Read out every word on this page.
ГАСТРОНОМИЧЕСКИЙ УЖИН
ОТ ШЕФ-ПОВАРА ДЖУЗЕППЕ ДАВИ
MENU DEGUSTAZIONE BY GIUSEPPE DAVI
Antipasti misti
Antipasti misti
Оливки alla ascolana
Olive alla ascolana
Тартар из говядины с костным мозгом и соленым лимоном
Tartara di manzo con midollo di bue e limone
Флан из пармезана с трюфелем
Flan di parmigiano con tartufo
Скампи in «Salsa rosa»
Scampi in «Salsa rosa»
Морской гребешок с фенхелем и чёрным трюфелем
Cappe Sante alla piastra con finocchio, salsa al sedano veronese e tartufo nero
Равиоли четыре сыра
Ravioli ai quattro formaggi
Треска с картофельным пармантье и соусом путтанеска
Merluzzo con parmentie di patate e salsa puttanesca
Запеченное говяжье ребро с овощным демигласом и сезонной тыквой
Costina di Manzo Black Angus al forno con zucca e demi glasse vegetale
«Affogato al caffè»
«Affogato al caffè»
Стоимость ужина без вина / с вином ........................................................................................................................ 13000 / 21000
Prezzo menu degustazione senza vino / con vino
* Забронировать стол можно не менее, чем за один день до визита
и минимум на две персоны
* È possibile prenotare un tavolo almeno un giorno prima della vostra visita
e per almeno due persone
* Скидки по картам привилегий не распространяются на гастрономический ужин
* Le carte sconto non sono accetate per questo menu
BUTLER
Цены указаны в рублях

Exercise directions -
Show all lines in the entries above where the string "alla" appears.

Output -
Оливки alla ascolana
Olive alla ascolana
Cappe Sante alla piastra con finocchio, salsa al sedano veronese e tartufo nero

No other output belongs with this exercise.